§ Brief
Search the records below for the word "name" and show every line where it occurs.

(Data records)
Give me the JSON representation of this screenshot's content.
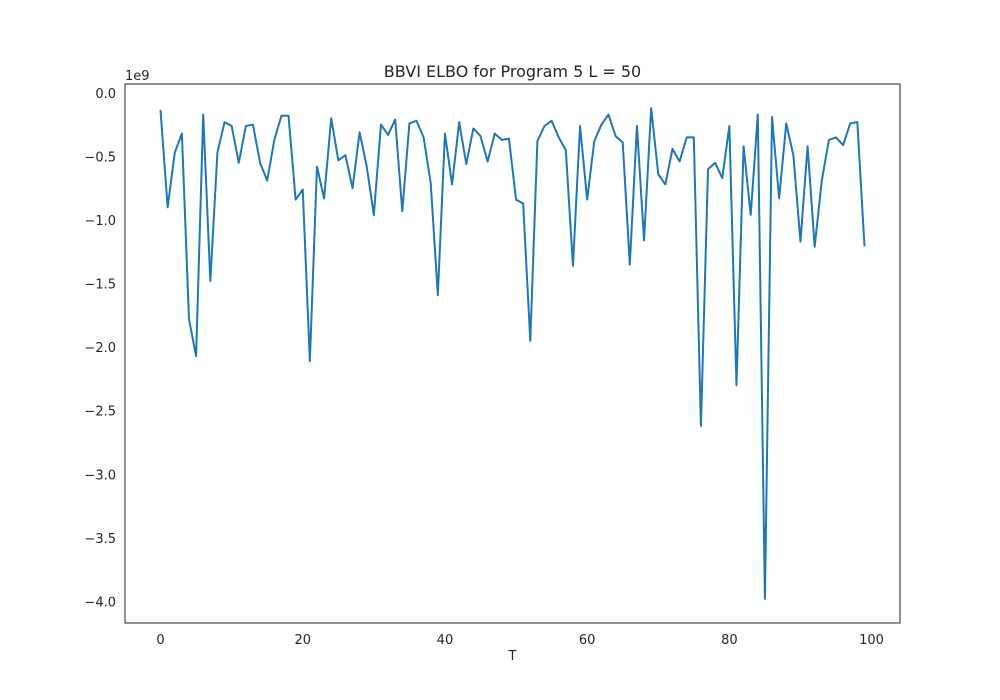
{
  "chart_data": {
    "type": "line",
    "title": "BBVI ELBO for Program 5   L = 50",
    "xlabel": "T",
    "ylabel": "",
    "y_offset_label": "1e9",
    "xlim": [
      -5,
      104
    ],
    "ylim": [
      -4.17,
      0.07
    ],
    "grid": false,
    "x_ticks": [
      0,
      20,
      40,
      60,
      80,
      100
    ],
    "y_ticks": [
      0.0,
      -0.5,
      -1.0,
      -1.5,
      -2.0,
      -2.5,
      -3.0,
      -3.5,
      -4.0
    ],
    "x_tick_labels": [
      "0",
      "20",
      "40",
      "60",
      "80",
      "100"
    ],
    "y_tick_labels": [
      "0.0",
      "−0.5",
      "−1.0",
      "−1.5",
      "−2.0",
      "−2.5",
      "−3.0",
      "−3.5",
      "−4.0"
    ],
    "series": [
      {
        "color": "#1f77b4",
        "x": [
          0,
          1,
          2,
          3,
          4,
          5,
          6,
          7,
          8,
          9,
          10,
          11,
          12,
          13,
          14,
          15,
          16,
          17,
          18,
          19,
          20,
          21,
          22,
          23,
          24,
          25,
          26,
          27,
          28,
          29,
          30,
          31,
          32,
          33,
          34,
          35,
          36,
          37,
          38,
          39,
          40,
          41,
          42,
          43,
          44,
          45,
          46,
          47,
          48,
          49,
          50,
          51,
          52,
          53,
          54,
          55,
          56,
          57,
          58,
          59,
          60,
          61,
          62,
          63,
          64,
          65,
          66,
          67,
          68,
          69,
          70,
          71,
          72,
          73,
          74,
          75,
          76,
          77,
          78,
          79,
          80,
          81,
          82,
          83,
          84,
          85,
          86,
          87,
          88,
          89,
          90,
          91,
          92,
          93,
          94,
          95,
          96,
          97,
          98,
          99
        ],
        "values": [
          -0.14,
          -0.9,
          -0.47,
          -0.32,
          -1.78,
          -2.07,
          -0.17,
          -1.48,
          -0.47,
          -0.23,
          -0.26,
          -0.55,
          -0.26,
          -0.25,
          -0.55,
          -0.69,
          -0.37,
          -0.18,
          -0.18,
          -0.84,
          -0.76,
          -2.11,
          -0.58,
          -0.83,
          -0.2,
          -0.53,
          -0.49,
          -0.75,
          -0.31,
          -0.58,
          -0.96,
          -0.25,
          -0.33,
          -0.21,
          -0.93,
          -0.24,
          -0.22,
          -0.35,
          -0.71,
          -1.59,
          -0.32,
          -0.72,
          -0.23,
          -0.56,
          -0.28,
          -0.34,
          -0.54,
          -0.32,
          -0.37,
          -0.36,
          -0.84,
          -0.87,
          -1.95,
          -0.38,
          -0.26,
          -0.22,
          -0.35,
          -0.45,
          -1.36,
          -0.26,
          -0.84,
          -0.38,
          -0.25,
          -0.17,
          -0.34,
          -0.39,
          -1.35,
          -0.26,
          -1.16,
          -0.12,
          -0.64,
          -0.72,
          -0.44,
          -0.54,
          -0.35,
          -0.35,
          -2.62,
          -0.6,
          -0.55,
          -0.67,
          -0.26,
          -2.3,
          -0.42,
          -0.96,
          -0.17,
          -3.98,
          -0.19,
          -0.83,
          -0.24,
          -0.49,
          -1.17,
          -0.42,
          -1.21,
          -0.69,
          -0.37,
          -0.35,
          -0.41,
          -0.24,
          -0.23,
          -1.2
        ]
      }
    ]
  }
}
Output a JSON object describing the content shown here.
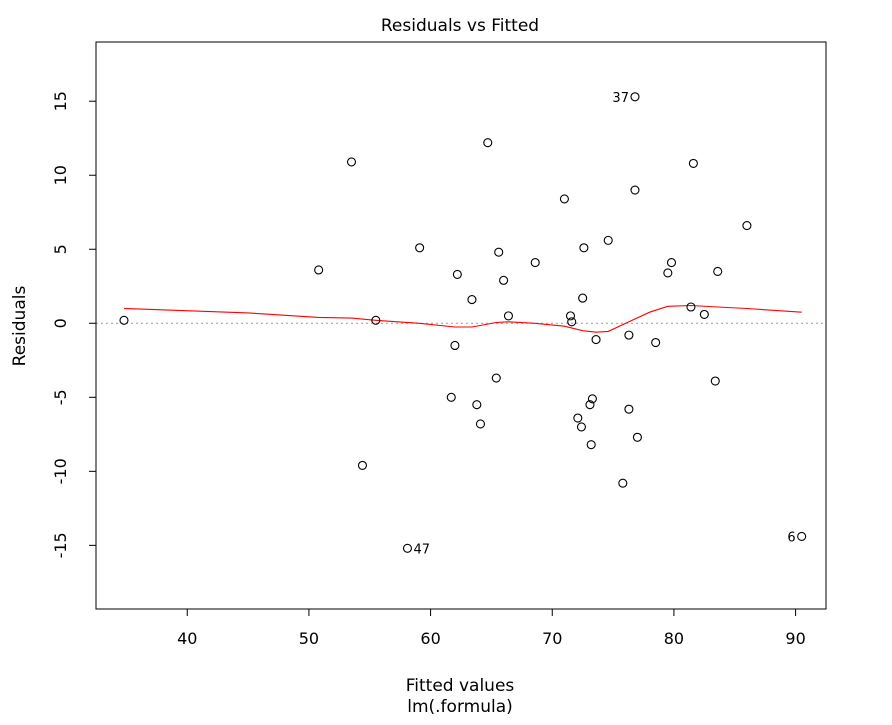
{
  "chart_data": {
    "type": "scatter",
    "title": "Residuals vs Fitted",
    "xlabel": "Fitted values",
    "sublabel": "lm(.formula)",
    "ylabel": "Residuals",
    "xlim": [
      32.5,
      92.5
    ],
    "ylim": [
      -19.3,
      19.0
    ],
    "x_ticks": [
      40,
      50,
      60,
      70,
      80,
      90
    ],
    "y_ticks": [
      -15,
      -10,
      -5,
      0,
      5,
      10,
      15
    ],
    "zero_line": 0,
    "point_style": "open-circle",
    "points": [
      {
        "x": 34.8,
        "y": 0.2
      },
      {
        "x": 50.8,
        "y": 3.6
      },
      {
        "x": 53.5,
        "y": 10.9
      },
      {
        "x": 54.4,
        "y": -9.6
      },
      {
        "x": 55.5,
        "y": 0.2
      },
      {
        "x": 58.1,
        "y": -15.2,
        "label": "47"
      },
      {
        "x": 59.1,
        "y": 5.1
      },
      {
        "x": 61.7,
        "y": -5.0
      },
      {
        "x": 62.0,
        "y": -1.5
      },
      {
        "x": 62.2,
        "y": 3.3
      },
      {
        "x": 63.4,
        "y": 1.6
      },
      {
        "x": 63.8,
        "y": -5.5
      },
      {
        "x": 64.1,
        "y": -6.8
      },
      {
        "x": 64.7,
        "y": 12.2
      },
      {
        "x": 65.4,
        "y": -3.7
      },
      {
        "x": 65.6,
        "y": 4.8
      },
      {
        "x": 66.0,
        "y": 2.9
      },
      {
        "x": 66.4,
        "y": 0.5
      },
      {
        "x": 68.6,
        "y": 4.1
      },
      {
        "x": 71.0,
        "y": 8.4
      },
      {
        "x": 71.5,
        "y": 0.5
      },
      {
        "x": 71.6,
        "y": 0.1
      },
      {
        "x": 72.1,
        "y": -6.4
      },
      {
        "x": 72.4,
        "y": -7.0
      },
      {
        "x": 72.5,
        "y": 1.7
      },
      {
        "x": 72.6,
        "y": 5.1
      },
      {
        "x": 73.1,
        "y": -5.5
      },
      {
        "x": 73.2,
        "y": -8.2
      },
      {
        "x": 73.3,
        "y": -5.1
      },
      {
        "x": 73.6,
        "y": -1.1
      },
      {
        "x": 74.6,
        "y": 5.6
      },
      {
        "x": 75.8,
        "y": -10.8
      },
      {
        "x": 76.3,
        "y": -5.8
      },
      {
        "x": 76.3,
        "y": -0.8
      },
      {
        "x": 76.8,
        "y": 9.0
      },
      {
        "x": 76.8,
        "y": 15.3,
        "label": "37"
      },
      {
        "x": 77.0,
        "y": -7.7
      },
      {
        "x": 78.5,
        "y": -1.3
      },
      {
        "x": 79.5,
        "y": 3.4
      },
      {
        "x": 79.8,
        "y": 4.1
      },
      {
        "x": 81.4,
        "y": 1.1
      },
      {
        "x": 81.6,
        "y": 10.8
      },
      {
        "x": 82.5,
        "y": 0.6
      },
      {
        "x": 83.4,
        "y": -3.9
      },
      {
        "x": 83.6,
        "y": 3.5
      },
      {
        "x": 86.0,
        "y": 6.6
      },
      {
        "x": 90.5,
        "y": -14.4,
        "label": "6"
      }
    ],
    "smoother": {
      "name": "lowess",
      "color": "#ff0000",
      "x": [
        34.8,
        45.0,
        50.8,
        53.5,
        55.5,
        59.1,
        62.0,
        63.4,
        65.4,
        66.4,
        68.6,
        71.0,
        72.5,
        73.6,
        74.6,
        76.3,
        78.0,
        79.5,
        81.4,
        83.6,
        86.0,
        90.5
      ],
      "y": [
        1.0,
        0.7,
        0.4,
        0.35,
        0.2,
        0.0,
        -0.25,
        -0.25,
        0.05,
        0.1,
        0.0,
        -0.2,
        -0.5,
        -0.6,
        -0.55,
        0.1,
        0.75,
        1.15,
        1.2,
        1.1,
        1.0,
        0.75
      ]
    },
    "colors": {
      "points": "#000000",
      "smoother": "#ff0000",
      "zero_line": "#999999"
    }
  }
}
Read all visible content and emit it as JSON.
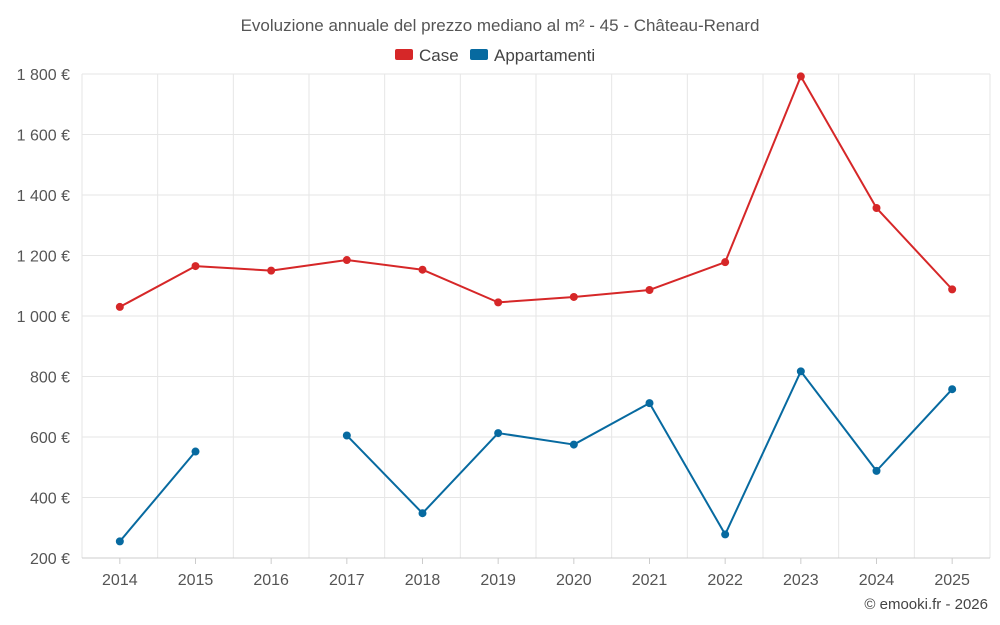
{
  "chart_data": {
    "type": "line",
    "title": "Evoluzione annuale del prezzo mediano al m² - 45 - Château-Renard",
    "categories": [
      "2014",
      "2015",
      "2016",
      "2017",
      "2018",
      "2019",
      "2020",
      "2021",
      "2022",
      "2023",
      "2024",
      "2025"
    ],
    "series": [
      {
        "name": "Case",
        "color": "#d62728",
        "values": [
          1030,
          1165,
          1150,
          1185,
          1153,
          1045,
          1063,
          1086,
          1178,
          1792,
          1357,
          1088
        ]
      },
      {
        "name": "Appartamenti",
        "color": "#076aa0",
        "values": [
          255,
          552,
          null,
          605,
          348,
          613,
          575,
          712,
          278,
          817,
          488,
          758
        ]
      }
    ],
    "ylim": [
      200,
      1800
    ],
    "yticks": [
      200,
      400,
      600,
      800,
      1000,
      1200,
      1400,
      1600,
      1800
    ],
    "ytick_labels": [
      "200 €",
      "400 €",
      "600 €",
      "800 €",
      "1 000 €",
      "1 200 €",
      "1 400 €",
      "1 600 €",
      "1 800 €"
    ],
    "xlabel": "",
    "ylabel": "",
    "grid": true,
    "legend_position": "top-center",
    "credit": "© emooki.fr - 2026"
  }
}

§ Task result
      "name": "lowess",
        "name": "Case",
        "name": "Appartamenti",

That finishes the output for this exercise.